-- Begin RECORD SET --
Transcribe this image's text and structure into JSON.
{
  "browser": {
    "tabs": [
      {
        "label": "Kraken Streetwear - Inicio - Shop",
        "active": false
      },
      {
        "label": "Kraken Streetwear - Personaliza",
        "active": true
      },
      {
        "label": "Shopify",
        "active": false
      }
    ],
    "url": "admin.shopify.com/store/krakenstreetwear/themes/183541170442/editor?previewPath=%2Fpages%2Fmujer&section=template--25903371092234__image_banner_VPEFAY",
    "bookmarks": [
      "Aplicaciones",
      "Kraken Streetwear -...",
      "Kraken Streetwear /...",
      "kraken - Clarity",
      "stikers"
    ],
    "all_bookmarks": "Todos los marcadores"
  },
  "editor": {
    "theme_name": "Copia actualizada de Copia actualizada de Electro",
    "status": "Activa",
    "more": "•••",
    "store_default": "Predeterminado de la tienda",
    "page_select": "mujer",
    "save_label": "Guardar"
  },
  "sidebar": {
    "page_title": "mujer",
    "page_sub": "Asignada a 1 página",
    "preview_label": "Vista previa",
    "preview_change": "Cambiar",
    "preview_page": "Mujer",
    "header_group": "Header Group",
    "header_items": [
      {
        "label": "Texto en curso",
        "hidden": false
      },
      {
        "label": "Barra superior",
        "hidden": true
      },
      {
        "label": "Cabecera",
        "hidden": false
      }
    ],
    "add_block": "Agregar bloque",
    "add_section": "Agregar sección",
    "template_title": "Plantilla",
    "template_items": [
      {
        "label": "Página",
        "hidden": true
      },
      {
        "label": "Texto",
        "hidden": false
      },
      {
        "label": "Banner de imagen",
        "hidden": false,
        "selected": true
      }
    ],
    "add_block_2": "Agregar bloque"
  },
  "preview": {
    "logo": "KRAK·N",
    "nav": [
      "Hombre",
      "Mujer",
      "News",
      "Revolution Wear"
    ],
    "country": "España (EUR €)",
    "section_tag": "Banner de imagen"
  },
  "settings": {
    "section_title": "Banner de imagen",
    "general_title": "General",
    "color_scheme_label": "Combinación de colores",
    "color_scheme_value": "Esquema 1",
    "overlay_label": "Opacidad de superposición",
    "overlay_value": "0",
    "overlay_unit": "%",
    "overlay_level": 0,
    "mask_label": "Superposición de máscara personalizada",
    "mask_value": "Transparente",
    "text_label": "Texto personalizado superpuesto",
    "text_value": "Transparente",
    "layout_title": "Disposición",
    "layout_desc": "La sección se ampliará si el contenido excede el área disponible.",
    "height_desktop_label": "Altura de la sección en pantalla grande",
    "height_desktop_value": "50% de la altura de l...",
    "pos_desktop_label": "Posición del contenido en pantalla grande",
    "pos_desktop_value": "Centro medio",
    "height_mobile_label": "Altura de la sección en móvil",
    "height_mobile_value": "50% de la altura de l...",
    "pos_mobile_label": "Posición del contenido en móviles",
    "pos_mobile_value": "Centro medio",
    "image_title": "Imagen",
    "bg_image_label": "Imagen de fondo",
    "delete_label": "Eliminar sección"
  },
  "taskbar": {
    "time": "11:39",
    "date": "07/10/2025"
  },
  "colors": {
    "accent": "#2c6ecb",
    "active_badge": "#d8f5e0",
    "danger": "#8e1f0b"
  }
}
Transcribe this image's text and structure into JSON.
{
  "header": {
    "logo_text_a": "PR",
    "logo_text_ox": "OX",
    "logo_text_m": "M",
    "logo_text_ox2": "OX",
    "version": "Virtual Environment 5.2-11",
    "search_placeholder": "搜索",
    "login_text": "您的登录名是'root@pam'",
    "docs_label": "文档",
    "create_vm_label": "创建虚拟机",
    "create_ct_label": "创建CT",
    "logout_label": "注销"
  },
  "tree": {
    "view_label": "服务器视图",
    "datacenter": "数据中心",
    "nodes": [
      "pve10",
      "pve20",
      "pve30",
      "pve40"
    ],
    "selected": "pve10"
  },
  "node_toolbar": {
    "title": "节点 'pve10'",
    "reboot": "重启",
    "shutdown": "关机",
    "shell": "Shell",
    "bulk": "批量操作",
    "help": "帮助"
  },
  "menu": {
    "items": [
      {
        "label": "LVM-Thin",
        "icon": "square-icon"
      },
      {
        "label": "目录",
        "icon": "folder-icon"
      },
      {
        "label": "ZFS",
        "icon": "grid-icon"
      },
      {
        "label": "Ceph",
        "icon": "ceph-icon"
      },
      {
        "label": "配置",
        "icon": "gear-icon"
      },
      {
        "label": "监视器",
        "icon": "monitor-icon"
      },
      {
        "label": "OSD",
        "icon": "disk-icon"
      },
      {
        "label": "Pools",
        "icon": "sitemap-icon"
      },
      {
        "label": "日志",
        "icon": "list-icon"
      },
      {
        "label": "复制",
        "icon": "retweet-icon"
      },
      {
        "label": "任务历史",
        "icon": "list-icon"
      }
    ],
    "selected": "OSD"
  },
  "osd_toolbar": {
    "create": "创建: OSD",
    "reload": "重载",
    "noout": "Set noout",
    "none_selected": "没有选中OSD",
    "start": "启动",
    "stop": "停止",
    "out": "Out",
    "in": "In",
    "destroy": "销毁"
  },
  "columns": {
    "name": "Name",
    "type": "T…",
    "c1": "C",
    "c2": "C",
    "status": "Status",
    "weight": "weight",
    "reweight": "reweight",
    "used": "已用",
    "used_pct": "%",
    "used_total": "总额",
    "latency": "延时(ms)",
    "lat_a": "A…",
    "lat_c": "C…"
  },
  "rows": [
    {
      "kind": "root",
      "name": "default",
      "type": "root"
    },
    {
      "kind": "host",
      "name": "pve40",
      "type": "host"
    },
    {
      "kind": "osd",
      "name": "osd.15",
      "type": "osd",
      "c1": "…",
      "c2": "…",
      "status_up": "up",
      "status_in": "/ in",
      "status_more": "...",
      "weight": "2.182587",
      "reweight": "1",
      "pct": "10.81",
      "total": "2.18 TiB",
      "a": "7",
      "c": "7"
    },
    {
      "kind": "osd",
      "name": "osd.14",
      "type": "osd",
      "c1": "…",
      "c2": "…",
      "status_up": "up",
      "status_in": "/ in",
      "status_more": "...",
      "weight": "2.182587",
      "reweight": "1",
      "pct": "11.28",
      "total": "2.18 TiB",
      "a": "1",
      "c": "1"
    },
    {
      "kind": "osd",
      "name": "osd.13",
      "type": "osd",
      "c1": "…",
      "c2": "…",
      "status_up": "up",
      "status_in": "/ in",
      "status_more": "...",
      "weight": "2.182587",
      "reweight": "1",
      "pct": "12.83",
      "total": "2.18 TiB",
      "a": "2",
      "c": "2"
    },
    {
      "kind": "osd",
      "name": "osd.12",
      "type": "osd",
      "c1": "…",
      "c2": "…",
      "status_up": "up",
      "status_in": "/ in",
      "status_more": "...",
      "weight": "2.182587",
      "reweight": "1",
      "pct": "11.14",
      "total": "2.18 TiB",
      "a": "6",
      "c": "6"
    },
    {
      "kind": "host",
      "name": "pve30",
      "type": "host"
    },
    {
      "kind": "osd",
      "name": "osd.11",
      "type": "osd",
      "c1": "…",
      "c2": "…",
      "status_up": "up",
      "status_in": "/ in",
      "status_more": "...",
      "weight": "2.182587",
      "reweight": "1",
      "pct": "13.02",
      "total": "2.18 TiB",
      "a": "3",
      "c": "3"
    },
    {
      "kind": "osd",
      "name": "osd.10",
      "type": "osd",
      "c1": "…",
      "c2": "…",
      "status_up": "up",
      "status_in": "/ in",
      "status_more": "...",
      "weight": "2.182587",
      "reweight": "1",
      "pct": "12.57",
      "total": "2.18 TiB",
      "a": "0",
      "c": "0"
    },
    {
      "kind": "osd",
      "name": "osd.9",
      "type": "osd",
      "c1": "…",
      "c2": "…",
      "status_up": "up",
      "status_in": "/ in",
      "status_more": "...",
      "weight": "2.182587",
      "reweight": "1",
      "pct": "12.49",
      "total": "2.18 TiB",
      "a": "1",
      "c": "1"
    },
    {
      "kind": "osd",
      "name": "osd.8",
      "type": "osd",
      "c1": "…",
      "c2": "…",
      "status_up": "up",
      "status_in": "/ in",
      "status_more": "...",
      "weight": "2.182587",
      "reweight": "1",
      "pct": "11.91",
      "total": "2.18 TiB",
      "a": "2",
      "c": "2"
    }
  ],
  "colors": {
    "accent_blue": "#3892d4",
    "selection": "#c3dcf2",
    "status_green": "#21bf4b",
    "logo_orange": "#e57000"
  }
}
-- End RECORD SET --
## THE PROBLEM:
Search the entries for "icon" and copy out each line that has it.

## OUTPUT:
        "icon": "square-icon"
        "icon": "folder-icon"
        "icon": "grid-icon"
        "icon": "ceph-icon"
        "icon": "gear-icon"
        "icon": "monitor-icon"
        "icon": "disk-icon"
        "icon": "sitemap-icon"
        "icon": "list-icon"
        "icon": "retweet-icon"
        "icon": "list-icon"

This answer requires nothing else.